**Do this:** Write every line out verbatim and omit the pictures.
BEGIN Record list
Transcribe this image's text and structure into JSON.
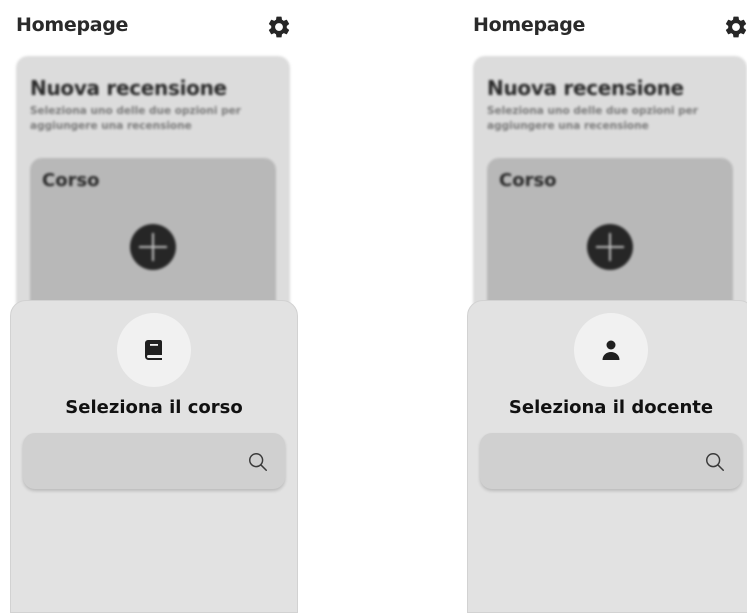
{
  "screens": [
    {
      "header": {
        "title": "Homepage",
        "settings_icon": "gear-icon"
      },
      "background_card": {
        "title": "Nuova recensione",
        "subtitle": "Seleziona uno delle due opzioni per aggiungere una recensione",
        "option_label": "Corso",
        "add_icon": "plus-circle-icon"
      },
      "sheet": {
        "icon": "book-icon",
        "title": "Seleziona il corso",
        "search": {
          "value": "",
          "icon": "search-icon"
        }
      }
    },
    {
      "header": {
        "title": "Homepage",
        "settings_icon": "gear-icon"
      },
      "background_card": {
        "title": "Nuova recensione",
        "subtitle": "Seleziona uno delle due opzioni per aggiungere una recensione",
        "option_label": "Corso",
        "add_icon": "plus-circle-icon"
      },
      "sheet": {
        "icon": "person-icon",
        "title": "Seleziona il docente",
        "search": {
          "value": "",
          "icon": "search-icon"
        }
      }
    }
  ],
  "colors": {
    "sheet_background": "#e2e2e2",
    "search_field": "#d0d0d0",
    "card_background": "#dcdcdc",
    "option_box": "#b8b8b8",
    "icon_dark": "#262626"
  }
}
END Record list
**Correct response:**
Transcribe this image's text and structure into JSON.
{
  "screens": [
    {
      "header": {
        "title": "Homepage",
        "settings_icon": "gear-icon"
      },
      "background_card": {
        "title": "Nuova recensione",
        "subtitle": "Seleziona uno delle due opzioni per aggiungere una recensione",
        "option_label": "Corso",
        "add_icon": "plus-circle-icon"
      },
      "sheet": {
        "icon": "book-icon",
        "title": "Seleziona il corso",
        "search": {
          "value": "",
          "icon": "search-icon"
        }
      }
    },
    {
      "header": {
        "title": "Homepage",
        "settings_icon": "gear-icon"
      },
      "background_card": {
        "title": "Nuova recensione",
        "subtitle": "Seleziona uno delle due opzioni per aggiungere una recensione",
        "option_label": "Corso",
        "add_icon": "plus-circle-icon"
      },
      "sheet": {
        "icon": "person-icon",
        "title": "Seleziona il docente",
        "search": {
          "value": "",
          "icon": "search-icon"
        }
      }
    }
  ],
  "colors": {
    "sheet_background": "#e2e2e2",
    "search_field": "#d0d0d0",
    "card_background": "#dcdcdc",
    "option_box": "#b8b8b8",
    "icon_dark": "#262626"
  }
}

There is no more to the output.